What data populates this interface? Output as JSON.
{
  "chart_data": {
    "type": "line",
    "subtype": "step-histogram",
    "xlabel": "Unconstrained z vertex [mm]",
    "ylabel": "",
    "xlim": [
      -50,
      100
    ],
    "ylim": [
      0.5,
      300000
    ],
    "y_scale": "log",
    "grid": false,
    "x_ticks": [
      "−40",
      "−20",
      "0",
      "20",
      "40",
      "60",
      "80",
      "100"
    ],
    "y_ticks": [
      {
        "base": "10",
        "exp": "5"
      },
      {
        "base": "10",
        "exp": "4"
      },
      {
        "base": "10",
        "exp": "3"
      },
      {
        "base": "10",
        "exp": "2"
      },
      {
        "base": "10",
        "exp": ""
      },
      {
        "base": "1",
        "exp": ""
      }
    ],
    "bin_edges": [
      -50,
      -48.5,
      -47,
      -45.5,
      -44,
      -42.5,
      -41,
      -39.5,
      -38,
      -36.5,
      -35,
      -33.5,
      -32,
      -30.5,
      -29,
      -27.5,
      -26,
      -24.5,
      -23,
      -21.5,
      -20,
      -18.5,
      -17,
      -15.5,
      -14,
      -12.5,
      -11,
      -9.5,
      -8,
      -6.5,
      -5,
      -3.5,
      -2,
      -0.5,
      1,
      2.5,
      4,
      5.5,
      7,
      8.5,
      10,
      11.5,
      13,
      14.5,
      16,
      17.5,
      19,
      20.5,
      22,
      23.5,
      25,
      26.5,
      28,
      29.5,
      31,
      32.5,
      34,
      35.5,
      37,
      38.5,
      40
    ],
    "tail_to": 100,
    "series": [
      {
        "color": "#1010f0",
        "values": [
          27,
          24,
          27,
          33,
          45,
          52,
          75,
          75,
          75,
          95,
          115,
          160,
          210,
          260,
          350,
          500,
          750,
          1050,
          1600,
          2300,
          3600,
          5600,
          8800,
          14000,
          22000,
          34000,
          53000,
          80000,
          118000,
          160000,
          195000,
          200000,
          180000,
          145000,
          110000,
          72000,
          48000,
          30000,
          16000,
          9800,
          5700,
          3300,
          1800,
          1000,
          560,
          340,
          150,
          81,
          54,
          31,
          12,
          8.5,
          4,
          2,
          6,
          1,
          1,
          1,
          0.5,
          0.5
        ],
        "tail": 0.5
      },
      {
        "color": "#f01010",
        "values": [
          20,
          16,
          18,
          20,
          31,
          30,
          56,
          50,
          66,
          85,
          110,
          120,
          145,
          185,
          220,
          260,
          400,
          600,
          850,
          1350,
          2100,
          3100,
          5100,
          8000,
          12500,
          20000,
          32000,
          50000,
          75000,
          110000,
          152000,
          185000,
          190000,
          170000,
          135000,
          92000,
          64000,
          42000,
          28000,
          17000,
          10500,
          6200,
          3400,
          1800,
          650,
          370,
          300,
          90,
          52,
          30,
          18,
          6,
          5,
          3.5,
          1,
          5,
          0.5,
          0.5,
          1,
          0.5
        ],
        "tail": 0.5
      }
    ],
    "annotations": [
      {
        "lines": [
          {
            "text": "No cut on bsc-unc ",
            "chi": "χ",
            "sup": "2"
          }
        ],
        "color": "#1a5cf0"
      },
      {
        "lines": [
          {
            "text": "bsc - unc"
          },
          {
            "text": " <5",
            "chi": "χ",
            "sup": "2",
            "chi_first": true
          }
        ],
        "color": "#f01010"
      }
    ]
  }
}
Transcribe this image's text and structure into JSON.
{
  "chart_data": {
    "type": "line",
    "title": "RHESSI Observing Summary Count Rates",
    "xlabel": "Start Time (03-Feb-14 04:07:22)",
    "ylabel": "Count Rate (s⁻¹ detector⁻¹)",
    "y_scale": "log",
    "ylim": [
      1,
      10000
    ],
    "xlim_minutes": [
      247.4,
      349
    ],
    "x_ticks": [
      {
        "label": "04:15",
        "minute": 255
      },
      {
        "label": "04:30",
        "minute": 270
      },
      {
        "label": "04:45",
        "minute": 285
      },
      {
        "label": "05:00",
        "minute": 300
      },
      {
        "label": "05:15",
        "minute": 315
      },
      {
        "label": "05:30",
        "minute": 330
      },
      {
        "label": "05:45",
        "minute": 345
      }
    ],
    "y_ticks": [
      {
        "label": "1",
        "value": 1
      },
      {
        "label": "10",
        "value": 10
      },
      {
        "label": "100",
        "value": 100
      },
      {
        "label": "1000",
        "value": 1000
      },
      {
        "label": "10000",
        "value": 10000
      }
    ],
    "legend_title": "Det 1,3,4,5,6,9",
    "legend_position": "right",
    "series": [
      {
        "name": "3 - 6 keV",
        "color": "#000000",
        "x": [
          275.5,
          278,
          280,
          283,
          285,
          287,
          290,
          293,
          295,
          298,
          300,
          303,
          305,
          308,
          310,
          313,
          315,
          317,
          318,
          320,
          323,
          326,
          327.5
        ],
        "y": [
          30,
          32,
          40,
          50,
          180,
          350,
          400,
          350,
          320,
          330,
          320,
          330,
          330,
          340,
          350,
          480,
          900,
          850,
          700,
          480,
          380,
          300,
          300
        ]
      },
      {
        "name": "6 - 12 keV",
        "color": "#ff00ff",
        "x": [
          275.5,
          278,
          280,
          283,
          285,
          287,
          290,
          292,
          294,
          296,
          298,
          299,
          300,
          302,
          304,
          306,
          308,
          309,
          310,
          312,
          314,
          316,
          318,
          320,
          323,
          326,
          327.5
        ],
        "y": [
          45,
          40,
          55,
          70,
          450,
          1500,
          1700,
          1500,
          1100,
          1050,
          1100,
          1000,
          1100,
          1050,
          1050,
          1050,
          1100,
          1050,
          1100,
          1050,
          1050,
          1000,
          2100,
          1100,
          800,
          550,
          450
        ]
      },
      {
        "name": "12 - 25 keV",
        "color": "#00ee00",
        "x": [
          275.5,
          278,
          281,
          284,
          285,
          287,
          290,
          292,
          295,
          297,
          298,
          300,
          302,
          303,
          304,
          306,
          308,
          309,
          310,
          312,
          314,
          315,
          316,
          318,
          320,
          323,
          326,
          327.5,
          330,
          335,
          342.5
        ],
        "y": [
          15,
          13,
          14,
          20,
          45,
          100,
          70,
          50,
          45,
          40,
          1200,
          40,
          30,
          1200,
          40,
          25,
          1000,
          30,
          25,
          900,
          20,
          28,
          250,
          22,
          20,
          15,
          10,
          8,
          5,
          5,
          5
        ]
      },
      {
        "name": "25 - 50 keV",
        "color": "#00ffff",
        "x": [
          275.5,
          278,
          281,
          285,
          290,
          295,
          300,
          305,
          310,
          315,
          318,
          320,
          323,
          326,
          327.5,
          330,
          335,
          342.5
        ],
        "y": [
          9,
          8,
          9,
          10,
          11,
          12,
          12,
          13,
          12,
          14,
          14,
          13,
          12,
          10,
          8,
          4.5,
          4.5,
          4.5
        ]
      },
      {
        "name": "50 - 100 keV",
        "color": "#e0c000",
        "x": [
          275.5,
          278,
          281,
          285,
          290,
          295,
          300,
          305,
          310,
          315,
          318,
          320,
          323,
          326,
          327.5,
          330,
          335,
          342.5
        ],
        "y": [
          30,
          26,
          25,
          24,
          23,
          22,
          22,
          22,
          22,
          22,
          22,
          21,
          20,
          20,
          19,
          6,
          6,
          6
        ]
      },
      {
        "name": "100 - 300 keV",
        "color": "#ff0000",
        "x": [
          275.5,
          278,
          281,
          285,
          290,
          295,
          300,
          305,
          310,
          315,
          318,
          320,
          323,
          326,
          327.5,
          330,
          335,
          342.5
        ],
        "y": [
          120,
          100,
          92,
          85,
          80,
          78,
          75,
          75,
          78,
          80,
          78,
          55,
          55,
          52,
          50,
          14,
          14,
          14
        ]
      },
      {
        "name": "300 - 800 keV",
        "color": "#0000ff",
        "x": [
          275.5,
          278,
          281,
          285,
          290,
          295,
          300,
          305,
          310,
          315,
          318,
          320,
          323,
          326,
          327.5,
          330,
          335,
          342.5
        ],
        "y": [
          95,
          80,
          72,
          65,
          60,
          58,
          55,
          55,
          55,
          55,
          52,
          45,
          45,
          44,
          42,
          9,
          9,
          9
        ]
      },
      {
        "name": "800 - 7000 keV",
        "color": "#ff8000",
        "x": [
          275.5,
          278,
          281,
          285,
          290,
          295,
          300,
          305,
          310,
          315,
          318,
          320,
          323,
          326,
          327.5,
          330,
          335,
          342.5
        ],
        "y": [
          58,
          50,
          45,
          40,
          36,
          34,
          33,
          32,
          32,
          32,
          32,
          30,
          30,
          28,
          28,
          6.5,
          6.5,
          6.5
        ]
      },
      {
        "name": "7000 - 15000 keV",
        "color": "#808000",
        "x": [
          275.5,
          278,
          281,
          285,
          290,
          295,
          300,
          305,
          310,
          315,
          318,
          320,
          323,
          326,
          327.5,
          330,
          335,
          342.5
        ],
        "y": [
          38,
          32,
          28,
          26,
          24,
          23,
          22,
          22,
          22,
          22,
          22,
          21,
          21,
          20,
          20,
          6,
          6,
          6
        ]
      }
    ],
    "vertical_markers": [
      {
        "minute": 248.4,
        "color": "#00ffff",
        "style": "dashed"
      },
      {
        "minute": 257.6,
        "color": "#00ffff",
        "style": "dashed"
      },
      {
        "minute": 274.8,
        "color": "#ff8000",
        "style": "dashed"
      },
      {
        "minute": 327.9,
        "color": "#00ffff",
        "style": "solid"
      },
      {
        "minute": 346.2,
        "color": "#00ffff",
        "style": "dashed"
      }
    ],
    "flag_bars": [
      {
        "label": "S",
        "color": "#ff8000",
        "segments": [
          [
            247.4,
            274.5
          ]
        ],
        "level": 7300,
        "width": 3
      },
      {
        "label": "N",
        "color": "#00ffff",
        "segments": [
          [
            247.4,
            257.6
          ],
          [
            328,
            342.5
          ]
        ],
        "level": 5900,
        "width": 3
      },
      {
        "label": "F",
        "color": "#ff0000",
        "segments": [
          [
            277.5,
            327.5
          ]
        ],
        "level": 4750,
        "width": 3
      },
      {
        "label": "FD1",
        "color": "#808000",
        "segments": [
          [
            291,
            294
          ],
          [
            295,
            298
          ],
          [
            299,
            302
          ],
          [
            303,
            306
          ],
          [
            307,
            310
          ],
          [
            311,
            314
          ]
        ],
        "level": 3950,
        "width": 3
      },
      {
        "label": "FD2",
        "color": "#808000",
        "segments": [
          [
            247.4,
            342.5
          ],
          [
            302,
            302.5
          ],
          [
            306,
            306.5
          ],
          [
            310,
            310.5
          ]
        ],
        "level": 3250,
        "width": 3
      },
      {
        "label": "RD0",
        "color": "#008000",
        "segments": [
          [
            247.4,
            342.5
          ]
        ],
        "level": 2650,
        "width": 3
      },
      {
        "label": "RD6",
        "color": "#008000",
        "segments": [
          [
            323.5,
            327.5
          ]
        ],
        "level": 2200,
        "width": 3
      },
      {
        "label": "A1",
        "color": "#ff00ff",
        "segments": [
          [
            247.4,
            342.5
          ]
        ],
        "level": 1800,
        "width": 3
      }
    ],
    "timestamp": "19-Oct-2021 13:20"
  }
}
□ □ □ □ □ □ □
Work instructions. Return each line among the entries that holds the word "ylabel".

Task solution.
    "ylabel": "",
    "ylabel": "Count Rate (s⁻¹ detector⁻¹)",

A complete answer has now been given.